### RECORDS SHOWN
- - - -

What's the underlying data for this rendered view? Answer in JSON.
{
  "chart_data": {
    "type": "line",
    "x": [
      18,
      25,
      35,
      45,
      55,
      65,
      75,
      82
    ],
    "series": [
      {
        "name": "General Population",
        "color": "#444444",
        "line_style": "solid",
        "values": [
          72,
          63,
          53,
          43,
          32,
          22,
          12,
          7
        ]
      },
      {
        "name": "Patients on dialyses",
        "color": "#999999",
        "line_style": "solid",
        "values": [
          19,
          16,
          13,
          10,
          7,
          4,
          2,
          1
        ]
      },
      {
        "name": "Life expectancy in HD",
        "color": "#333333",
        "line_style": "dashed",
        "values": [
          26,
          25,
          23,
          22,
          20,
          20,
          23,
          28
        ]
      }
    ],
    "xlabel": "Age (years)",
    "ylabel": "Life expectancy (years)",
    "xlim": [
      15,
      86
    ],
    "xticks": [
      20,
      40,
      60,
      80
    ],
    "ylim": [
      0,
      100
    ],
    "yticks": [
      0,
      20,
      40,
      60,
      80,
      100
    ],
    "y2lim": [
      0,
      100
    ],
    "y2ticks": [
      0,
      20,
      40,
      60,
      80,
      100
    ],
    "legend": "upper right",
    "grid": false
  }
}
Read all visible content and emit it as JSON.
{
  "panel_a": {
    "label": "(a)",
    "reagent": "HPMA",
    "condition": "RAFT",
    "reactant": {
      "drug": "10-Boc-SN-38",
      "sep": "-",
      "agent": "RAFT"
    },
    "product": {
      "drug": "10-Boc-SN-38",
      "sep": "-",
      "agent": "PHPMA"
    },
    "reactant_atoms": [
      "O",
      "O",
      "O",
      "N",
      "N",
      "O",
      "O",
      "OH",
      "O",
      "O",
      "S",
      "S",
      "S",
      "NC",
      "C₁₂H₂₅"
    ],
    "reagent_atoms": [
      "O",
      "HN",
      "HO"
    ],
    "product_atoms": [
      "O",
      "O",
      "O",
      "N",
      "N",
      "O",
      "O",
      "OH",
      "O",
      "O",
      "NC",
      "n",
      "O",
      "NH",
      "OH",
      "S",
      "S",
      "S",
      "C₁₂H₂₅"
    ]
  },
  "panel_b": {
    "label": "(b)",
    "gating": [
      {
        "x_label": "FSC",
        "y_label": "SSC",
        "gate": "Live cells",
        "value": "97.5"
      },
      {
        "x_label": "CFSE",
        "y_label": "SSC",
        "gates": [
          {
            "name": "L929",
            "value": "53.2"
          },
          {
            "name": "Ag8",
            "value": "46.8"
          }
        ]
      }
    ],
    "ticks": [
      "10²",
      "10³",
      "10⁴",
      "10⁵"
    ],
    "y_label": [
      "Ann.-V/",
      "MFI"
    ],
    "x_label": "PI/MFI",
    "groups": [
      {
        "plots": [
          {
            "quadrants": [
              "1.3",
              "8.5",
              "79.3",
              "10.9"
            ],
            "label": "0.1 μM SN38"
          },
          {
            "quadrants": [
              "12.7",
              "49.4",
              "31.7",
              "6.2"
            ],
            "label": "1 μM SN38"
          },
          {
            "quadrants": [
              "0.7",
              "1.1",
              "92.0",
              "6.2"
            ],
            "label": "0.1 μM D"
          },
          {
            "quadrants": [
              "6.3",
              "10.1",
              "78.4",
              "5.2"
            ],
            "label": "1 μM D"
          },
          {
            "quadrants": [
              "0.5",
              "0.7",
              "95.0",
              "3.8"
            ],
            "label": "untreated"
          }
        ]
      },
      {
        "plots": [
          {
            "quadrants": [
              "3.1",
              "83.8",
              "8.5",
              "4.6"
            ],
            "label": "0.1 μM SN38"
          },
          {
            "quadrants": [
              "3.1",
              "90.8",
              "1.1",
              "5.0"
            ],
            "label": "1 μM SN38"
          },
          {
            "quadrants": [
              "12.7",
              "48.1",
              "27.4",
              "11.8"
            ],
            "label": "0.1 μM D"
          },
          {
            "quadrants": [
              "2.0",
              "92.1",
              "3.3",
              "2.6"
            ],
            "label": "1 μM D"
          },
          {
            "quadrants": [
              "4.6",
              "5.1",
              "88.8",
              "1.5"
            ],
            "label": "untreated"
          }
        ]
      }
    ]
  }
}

- - - -

### WORK TO COMPLETE
Produce the entries above once more, identical in every detail.

### ANSWER BOX
What's the underlying data for this rendered view? Answer in JSON.
{
  "chart_data": {
    "type": "line",
    "x": [
      18,
      25,
      35,
      45,
      55,
      65,
      75,
      82
    ],
    "series": [
      {
        "name": "General Population",
        "color": "#444444",
        "line_style": "solid",
        "values": [
          72,
          63,
          53,
          43,
          32,
          22,
          12,
          7
        ]
      },
      {
        "name": "Patients on dialyses",
        "color": "#999999",
        "line_style": "solid",
        "values": [
          19,
          16,
          13,
          10,
          7,
          4,
          2,
          1
        ]
      },
      {
        "name": "Life expectancy in HD",
        "color": "#333333",
        "line_style": "dashed",
        "values": [
          26,
          25,
          23,
          22,
          20,
          20,
          23,
          28
        ]
      }
    ],
    "xlabel": "Age (years)",
    "ylabel": "Life expectancy (years)",
    "xlim": [
      15,
      86
    ],
    "xticks": [
      20,
      40,
      60,
      80
    ],
    "ylim": [
      0,
      100
    ],
    "yticks": [
      0,
      20,
      40,
      60,
      80,
      100
    ],
    "y2lim": [
      0,
      100
    ],
    "y2ticks": [
      0,
      20,
      40,
      60,
      80,
      100
    ],
    "legend": "upper right",
    "grid": false
  }
}
Read all visible content and emit it as JSON.
{
  "panel_a": {
    "label": "(a)",
    "reagent": "HPMA",
    "condition": "RAFT",
    "reactant": {
      "drug": "10-Boc-SN-38",
      "sep": "-",
      "agent": "RAFT"
    },
    "product": {
      "drug": "10-Boc-SN-38",
      "sep": "-",
      "agent": "PHPMA"
    },
    "reactant_atoms": [
      "O",
      "O",
      "O",
      "N",
      "N",
      "O",
      "O",
      "OH",
      "O",
      "O",
      "S",
      "S",
      "S",
      "NC",
      "C₁₂H₂₅"
    ],
    "reagent_atoms": [
      "O",
      "HN",
      "HO"
    ],
    "product_atoms": [
      "O",
      "O",
      "O",
      "N",
      "N",
      "O",
      "O",
      "OH",
      "O",
      "O",
      "NC",
      "n",
      "O",
      "NH",
      "OH",
      "S",
      "S",
      "S",
      "C₁₂H₂₅"
    ]
  },
  "panel_b": {
    "label": "(b)",
    "gating": [
      {
        "x_label": "FSC",
        "y_label": "SSC",
        "gate": "Live cells",
        "value": "97.5"
      },
      {
        "x_label": "CFSE",
        "y_label": "SSC",
        "gates": [
          {
            "name": "L929",
            "value": "53.2"
          },
          {
            "name": "Ag8",
            "value": "46.8"
          }
        ]
      }
    ],
    "ticks": [
      "10²",
      "10³",
      "10⁴",
      "10⁵"
    ],
    "y_label": [
      "Ann.-V/",
      "MFI"
    ],
    "x_label": "PI/MFI",
    "groups": [
      {
        "plots": [
          {
            "quadrants": [
              "1.3",
              "8.5",
              "79.3",
              "10.9"
            ],
            "label": "0.1 μM SN38"
          },
          {
            "quadrants": [
              "12.7",
              "49.4",
              "31.7",
              "6.2"
            ],
            "label": "1 μM SN38"
          },
          {
            "quadrants": [
              "0.7",
              "1.1",
              "92.0",
              "6.2"
            ],
            "label": "0.1 μM D"
          },
          {
            "quadrants": [
              "6.3",
              "10.1",
              "78.4",
              "5.2"
            ],
            "label": "1 μM D"
          },
          {
            "quadrants": [
              "0.5",
              "0.7",
              "95.0",
              "3.8"
            ],
            "label": "untreated"
          }
        ]
      },
      {
        "plots": [
          {
            "quadrants": [
              "3.1",
              "83.8",
              "8.5",
              "4.6"
            ],
            "label": "0.1 μM SN38"
          },
          {
            "quadrants": [
              "3.1",
              "90.8",
              "1.1",
              "5.0"
            ],
            "label": "1 μM SN38"
          },
          {
            "quadrants": [
              "12.7",
              "48.1",
              "27.4",
              "11.8"
            ],
            "label": "0.1 μM D"
          },
          {
            "quadrants": [
              "2.0",
              "92.1",
              "3.3",
              "2.6"
            ],
            "label": "1 μM D"
          },
          {
            "quadrants": [
              "4.6",
              "5.1",
              "88.8",
              "1.5"
            ],
            "label": "untreated"
          }
        ]
      }
    ]
  }
}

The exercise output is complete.